## Problem requirements
Which lines run from the one containing "What's the underlying" to the end of the entries? Quote them exactly, and nothing else.

#### Information shown

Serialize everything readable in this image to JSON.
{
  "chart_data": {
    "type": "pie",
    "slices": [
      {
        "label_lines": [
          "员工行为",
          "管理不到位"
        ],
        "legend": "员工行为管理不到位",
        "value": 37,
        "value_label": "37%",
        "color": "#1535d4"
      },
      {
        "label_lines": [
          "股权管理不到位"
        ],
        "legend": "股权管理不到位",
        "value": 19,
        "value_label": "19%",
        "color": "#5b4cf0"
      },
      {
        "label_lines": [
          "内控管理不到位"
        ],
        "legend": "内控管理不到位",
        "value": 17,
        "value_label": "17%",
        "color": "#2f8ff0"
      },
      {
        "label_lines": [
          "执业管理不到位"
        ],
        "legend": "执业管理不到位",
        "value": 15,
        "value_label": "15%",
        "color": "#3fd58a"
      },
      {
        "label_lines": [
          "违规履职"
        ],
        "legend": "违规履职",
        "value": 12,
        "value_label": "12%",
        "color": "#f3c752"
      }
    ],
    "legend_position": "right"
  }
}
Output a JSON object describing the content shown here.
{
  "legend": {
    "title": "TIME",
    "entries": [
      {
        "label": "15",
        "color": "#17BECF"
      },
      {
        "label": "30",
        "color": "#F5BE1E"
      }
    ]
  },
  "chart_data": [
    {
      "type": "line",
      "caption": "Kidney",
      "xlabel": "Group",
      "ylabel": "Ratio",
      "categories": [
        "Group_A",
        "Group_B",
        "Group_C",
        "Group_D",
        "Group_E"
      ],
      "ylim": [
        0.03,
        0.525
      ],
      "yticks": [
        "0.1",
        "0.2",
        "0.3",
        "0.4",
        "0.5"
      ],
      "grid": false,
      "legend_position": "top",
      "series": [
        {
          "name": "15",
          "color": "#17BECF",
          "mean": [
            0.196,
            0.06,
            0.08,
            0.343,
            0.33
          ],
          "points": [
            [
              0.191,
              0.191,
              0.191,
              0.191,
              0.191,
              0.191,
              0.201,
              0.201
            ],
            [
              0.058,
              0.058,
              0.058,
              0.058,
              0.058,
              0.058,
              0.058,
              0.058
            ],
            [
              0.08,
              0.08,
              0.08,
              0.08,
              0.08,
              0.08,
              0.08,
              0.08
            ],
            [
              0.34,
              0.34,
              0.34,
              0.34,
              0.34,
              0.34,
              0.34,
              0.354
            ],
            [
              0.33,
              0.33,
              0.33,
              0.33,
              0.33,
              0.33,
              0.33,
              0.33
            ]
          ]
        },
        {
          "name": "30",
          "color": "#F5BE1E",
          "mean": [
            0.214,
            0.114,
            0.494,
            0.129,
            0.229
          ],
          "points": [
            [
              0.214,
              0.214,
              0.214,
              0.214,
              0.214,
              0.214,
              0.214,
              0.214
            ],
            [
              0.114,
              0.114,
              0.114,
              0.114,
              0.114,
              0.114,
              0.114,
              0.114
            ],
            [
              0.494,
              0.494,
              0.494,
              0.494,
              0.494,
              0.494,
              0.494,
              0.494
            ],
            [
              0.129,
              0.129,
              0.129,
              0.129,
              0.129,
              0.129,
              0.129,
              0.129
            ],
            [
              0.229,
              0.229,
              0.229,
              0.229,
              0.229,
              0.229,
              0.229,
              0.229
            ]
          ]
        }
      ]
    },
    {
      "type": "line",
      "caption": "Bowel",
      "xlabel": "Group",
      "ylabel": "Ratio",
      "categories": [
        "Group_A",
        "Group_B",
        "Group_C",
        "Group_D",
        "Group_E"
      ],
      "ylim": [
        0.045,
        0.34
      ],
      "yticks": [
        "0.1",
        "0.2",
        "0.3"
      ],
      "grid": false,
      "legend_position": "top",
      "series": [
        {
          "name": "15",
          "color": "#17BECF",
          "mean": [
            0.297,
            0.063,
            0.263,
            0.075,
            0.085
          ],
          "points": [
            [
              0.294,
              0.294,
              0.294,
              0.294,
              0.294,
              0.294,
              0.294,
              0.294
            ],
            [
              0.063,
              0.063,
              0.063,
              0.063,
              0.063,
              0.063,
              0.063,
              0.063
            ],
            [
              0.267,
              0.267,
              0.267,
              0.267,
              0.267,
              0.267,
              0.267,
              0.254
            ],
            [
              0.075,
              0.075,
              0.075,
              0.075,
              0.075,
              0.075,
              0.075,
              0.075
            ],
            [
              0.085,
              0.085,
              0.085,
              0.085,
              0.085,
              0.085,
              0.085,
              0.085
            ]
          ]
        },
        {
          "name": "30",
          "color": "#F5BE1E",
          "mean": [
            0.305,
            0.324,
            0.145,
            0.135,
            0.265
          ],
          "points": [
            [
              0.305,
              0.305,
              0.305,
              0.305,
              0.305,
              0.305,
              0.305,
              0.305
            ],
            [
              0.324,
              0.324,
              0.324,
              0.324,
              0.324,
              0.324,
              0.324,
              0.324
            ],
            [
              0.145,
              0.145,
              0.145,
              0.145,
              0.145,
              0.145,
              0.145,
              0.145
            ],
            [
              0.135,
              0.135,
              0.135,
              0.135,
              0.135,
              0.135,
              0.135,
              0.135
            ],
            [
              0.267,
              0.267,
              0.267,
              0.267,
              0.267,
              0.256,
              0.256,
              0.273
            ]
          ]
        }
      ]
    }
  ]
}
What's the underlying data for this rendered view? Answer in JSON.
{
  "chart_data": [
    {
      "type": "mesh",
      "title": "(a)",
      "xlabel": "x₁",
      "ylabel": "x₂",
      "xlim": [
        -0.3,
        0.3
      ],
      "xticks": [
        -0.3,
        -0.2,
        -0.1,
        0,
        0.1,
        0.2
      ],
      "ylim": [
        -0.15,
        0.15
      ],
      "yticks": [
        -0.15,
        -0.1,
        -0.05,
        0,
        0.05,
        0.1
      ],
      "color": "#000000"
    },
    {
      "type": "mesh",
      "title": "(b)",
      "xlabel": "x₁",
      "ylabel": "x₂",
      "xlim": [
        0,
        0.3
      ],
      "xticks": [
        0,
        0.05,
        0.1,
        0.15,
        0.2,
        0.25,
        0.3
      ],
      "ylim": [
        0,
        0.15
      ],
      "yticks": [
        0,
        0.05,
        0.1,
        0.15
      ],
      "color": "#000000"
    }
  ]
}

########

## Complete answer
What's the underlying data for this rendered view? Answer in JSON.
{
  "chart_data": [
    {
      "type": "mesh",
      "title": "(a)",
      "xlabel": "x₁",
      "ylabel": "x₂",
      "xlim": [
        -0.3,
        0.3
      ],
      "xticks": [
        -0.3,
        -0.2,
        -0.1,
        0,
        0.1,
        0.2
      ],
      "ylim": [
        -0.15,
        0.15
      ],
      "yticks": [
        -0.15,
        -0.1,
        -0.05,
        0,
        0.05,
        0.1
      ],
      "color": "#000000"
    },
    {
      "type": "mesh",
      "title": "(b)",
      "xlabel": "x₁",
      "ylabel": "x₂",
      "xlim": [
        0,
        0.3
      ],
      "xticks": [
        0,
        0.05,
        0.1,
        0.15,
        0.2,
        0.25,
        0.3
      ],
      "ylim": [
        0,
        0.15
      ],
      "yticks": [
        0,
        0.05,
        0.1,
        0.15
      ],
      "color": "#000000"
    }
  ]
}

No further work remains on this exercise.